┌─ RECORDS FOR THE EXERCISE
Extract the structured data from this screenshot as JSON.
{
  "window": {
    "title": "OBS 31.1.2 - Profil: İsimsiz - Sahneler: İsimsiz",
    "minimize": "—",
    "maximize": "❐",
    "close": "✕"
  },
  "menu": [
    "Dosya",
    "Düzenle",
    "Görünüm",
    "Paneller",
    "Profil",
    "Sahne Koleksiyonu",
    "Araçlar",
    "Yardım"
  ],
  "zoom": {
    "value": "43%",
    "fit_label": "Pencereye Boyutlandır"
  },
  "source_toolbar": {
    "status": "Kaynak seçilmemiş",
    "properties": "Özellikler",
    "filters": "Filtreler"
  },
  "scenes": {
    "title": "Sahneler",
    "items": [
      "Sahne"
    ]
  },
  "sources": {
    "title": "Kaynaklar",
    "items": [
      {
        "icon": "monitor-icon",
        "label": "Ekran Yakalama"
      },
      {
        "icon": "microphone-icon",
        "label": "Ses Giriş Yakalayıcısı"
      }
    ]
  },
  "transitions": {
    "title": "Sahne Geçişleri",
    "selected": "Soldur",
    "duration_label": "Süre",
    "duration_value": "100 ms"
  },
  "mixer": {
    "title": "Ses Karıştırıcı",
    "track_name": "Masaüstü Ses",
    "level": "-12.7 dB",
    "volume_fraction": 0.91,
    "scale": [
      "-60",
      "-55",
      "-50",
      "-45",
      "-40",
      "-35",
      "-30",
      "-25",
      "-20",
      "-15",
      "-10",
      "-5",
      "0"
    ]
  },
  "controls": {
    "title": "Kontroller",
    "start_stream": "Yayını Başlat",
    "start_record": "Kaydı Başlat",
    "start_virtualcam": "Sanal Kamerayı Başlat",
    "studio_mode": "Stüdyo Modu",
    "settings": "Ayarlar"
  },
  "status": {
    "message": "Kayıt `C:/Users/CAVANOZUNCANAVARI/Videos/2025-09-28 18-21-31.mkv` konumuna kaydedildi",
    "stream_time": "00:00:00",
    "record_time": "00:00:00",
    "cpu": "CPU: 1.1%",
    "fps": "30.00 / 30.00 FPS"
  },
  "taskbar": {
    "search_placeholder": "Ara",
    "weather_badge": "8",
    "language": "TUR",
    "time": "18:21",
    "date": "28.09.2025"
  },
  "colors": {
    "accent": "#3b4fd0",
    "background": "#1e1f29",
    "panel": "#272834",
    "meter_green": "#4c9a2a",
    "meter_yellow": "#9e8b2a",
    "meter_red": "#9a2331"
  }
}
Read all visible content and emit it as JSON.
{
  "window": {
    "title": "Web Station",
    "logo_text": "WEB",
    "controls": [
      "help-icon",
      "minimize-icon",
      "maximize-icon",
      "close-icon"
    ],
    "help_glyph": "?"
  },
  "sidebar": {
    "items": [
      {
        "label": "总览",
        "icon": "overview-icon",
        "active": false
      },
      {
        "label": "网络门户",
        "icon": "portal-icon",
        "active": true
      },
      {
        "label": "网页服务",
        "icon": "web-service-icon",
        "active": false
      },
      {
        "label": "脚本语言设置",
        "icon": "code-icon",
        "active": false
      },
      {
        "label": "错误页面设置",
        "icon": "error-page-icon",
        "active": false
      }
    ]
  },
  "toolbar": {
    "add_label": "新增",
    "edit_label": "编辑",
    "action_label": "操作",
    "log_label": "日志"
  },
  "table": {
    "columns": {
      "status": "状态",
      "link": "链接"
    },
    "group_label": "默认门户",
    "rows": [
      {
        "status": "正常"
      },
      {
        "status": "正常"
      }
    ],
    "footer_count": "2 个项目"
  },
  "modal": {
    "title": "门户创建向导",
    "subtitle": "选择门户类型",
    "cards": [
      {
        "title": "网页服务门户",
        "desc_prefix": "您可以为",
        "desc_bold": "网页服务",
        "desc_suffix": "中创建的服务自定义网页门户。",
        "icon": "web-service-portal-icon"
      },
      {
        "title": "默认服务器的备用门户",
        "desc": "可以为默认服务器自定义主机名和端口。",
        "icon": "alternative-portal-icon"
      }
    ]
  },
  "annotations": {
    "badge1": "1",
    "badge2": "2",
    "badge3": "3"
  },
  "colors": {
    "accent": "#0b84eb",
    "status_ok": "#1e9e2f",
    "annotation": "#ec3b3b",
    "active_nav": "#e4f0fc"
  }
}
└─
Copy the material above verbatim.

> CORRECT OUTPUT
Extract the structured data from this screenshot as JSON.
{
  "window": {
    "title": "OBS 31.1.2 - Profil: İsimsiz - Sahneler: İsimsiz",
    "minimize": "—",
    "maximize": "❐",
    "close": "✕"
  },
  "menu": [
    "Dosya",
    "Düzenle",
    "Görünüm",
    "Paneller",
    "Profil",
    "Sahne Koleksiyonu",
    "Araçlar",
    "Yardım"
  ],
  "zoom": {
    "value": "43%",
    "fit_label": "Pencereye Boyutlandır"
  },
  "source_toolbar": {
    "status": "Kaynak seçilmemiş",
    "properties": "Özellikler",
    "filters": "Filtreler"
  },
  "scenes": {
    "title": "Sahneler",
    "items": [
      "Sahne"
    ]
  },
  "sources": {
    "title": "Kaynaklar",
    "items": [
      {
        "icon": "monitor-icon",
        "label": "Ekran Yakalama"
      },
      {
        "icon": "microphone-icon",
        "label": "Ses Giriş Yakalayıcısı"
      }
    ]
  },
  "transitions": {
    "title": "Sahne Geçişleri",
    "selected": "Soldur",
    "duration_label": "Süre",
    "duration_value": "100 ms"
  },
  "mixer": {
    "title": "Ses Karıştırıcı",
    "track_name": "Masaüstü Ses",
    "level": "-12.7 dB",
    "volume_fraction": 0.91,
    "scale": [
      "-60",
      "-55",
      "-50",
      "-45",
      "-40",
      "-35",
      "-30",
      "-25",
      "-20",
      "-15",
      "-10",
      "-5",
      "0"
    ]
  },
  "controls": {
    "title": "Kontroller",
    "start_stream": "Yayını Başlat",
    "start_record": "Kaydı Başlat",
    "start_virtualcam": "Sanal Kamerayı Başlat",
    "studio_mode": "Stüdyo Modu",
    "settings": "Ayarlar"
  },
  "status": {
    "message": "Kayıt `C:/Users/CAVANOZUNCANAVARI/Videos/2025-09-28 18-21-31.mkv` konumuna kaydedildi",
    "stream_time": "00:00:00",
    "record_time": "00:00:00",
    "cpu": "CPU: 1.1%",
    "fps": "30.00 / 30.00 FPS"
  },
  "taskbar": {
    "search_placeholder": "Ara",
    "weather_badge": "8",
    "language": "TUR",
    "time": "18:21",
    "date": "28.09.2025"
  },
  "colors": {
    "accent": "#3b4fd0",
    "background": "#1e1f29",
    "panel": "#272834",
    "meter_green": "#4c9a2a",
    "meter_yellow": "#9e8b2a",
    "meter_red": "#9a2331"
  }
}
Read all visible content and emit it as JSON.
{
  "window": {
    "title": "Web Station",
    "logo_text": "WEB",
    "controls": [
      "help-icon",
      "minimize-icon",
      "maximize-icon",
      "close-icon"
    ],
    "help_glyph": "?"
  },
  "sidebar": {
    "items": [
      {
        "label": "总览",
        "icon": "overview-icon",
        "active": false
      },
      {
        "label": "网络门户",
        "icon": "portal-icon",
        "active": true
      },
      {
        "label": "网页服务",
        "icon": "web-service-icon",
        "active": false
      },
      {
        "label": "脚本语言设置",
        "icon": "code-icon",
        "active": false
      },
      {
        "label": "错误页面设置",
        "icon": "error-page-icon",
        "active": false
      }
    ]
  },
  "toolbar": {
    "add_label": "新增",
    "edit_label": "编辑",
    "action_label": "操作",
    "log_label": "日志"
  },
  "table": {
    "columns": {
      "status": "状态",
      "link": "链接"
    },
    "group_label": "默认门户",
    "rows": [
      {
        "status": "正常"
      },
      {
        "status": "正常"
      }
    ],
    "footer_count": "2 个项目"
  },
  "modal": {
    "title": "门户创建向导",
    "subtitle": "选择门户类型",
    "cards": [
      {
        "title": "网页服务门户",
        "desc_prefix": "您可以为",
        "desc_bold": "网页服务",
        "desc_suffix": "中创建的服务自定义网页门户。",
        "icon": "web-service-portal-icon"
      },
      {
        "title": "默认服务器的备用门户",
        "desc": "可以为默认服务器自定义主机名和端口。",
        "icon": "alternative-portal-icon"
      }
    ]
  },
  "annotations": {
    "badge1": "1",
    "badge2": "2",
    "badge3": "3"
  },
  "colors": {
    "accent": "#0b84eb",
    "status_ok": "#1e9e2f",
    "annotation": "#ec3b3b",
    "active_nav": "#e4f0fc"
  }
}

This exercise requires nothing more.